Start ENTRIES SHOWN
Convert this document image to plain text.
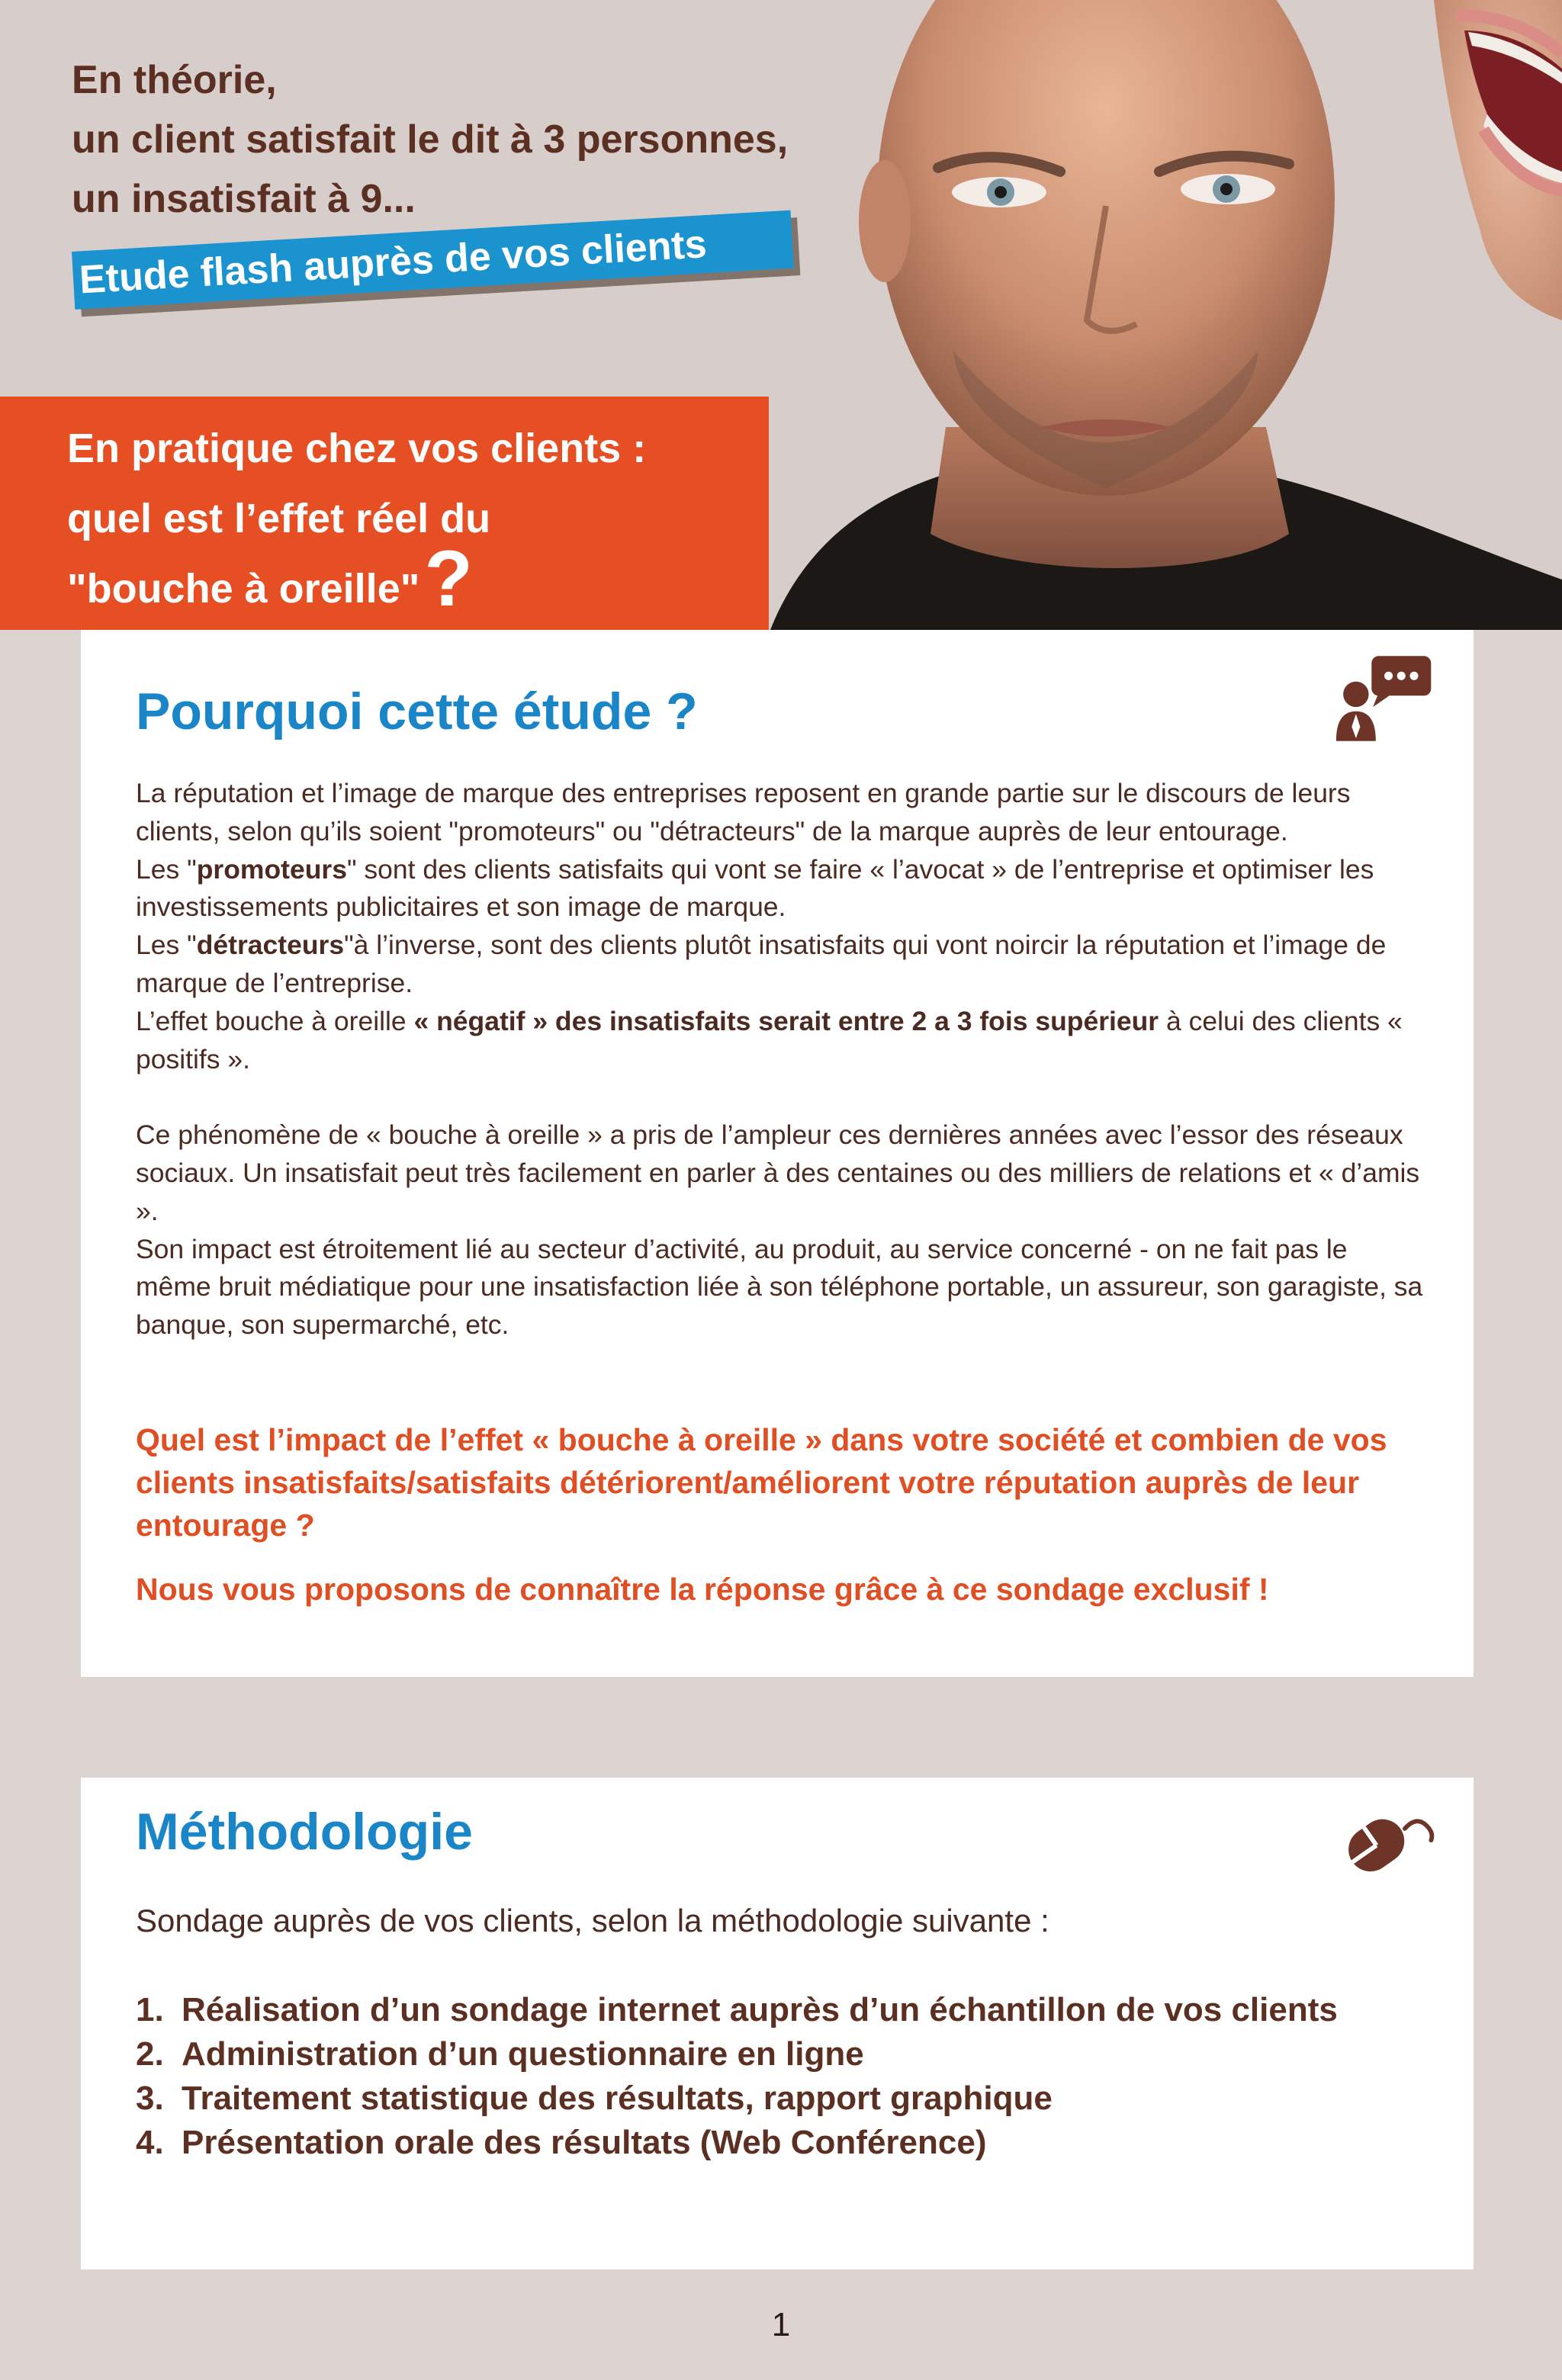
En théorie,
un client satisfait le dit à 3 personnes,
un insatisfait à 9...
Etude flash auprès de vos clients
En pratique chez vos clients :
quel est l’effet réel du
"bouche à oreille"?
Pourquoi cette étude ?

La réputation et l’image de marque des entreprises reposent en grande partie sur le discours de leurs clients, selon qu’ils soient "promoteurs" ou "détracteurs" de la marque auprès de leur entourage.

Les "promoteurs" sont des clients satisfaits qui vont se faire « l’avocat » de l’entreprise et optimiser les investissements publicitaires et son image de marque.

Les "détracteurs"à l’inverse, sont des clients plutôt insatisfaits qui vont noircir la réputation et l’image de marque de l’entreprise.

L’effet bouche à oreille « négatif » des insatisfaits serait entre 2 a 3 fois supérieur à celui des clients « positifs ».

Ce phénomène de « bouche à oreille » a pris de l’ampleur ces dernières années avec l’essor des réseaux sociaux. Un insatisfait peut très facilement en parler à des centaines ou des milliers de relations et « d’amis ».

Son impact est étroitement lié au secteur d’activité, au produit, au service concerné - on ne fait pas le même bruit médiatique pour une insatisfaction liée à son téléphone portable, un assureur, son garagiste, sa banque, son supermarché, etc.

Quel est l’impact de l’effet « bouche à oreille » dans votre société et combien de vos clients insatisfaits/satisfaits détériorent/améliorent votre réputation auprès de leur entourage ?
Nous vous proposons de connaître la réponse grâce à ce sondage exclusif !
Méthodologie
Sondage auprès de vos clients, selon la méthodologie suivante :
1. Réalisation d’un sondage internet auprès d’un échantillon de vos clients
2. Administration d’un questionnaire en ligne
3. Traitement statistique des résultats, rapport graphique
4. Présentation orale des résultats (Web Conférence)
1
End ENTRIES SHOWN
TASK PROMPT: Pictures in the records above are not copied; print everything else exactly.

ANSWER TO THE EXERCISE:
Convert this document image to plain text.
En théorie,
un client satisfait le dit à 3 personnes,
un insatisfait à 9...
Etude flash auprès de vos clients
En pratique chez vos clients :
quel est l’effet réel du
"bouche à oreille"?
Pourquoi cette étude ?

La réputation et l’image de marque des entreprises reposent en grande partie sur le discours de leurs clients, selon qu’ils soient "promoteurs" ou "détracteurs" de la marque auprès de leur entourage.

Les "promoteurs" sont des clients satisfaits qui vont se faire « l’avocat » de l’entreprise et optimiser les investissements publicitaires et son image de marque.

Les "détracteurs"à l’inverse, sont des clients plutôt insatisfaits qui vont noircir la réputation et l’image de marque de l’entreprise.

L’effet bouche à oreille « négatif » des insatisfaits serait entre 2 a 3 fois supérieur à celui des clients « positifs ».

Ce phénomène de « bouche à oreille » a pris de l’ampleur ces dernières années avec l’essor des réseaux sociaux. Un insatisfait peut très facilement en parler à des centaines ou des milliers de relations et « d’amis ».

Son impact est étroitement lié au secteur d’activité, au produit, au service concerné - on ne fait pas le même bruit médiatique pour une insatisfaction liée à son téléphone portable, un assureur, son garagiste, sa banque, son supermarché, etc.

Quel est l’impact de l’effet « bouche à oreille » dans votre société et combien de vos clients insatisfaits/satisfaits détériorent/améliorent votre réputation auprès de leur entourage ?
Nous vous proposons de connaître la réponse grâce à ce sondage exclusif !
Méthodologie
Sondage auprès de vos clients, selon la méthodologie suivante :
1. Réalisation d’un sondage internet auprès d’un échantillon de vos clients
2. Administration d’un questionnaire en ligne
3. Traitement statistique des résultats, rapport graphique
4. Présentation orale des résultats (Web Conférence)
1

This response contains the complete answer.